#### EXERCISE
Review the material and extract every line in which the word "none" occurs.

# Start of GIVEN DATA

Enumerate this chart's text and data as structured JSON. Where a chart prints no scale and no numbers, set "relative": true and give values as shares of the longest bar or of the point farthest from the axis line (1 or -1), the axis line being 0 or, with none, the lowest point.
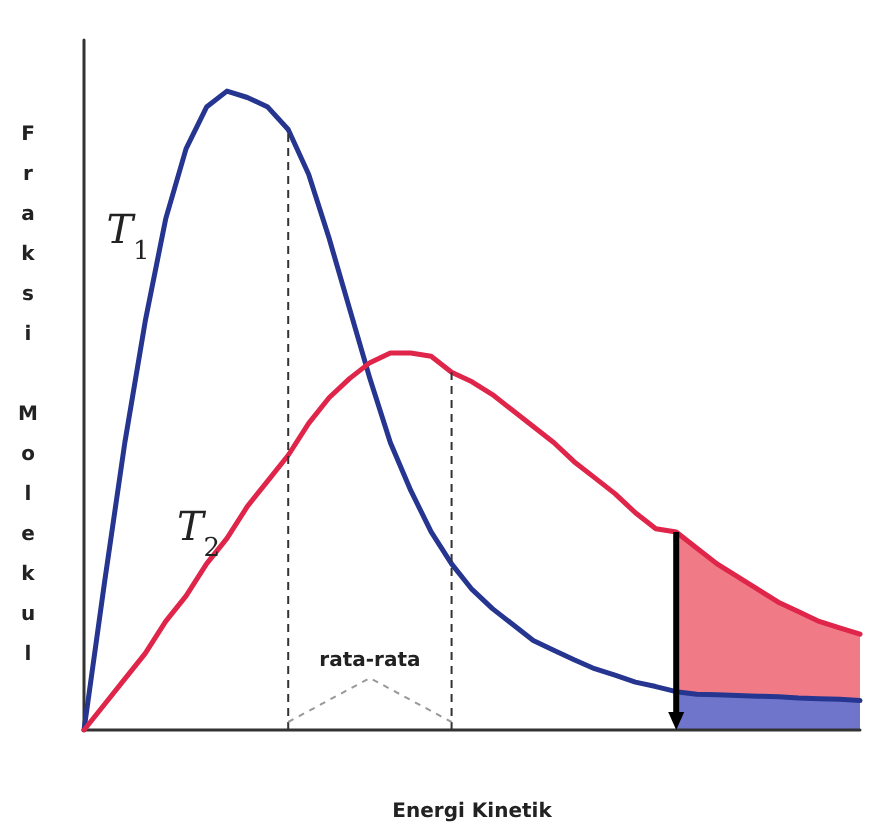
{
  "chart_data": {
    "type": "line",
    "relative": true,
    "xlabel": "Energi Kinetik",
    "ylabel": "Fraksi Molekul",
    "grid": false,
    "legend": false,
    "marker": "none",
    "line_style": "solid",
    "categories": [
      null,
      null,
      null,
      null,
      null,
      null,
      null,
      null,
      null,
      null,
      null,
      null,
      null,
      null,
      null,
      null,
      null,
      null,
      null,
      null,
      null,
      null,
      null,
      null,
      null,
      null,
      null,
      null,
      null,
      null,
      null,
      null,
      null,
      null,
      null,
      null,
      null,
      null,
      null
    ],
    "series": [
      {
        "name": "T$_{1}$",
        "color": "#26358f",
        "values": [
          0,
          0.23,
          0.45,
          0.64,
          0.8,
          0.91,
          0.975,
          1,
          0.99,
          0.975,
          0.94,
          0.87,
          0.77,
          0.66,
          0.55,
          0.45,
          0.375,
          0.31,
          0.26,
          0.22,
          0.19,
          0.165,
          0.14,
          0.125,
          0.11,
          0.096,
          0.086,
          0.075,
          0.068,
          0.06,
          0.056,
          0.055,
          0.054,
          0.053,
          0.052,
          0.05,
          0.049,
          0.048,
          0.046
        ]
      },
      {
        "name": "T$_{2}$",
        "color": "#e0254a",
        "values": [
          0,
          0.04,
          0.08,
          0.12,
          0.17,
          0.21,
          0.26,
          0.3,
          0.35,
          0.39,
          0.43,
          0.48,
          0.52,
          0.55,
          0.575,
          0.59,
          0.59,
          0.585,
          0.56,
          0.545,
          0.525,
          0.5,
          0.475,
          0.45,
          0.42,
          0.395,
          0.37,
          0.34,
          0.315,
          0.31,
          0.285,
          0.26,
          0.24,
          0.22,
          0.2,
          0.185,
          0.17,
          0.16,
          0.15
        ]
      }
    ],
    "annotations": [
      "rata-rata"
    ]
  }
}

# End of GIVEN DATA

#### FULL RESPONSE
Enumerate this chart's text and data as structured JSON. Where a chart prints no scale and no numbers, set "relative": true and give values as shares of the longest bar or of the point farthest from the axis line (1 or -1), the axis line being 0 or, with none, the lowest point.
    "marker": "none",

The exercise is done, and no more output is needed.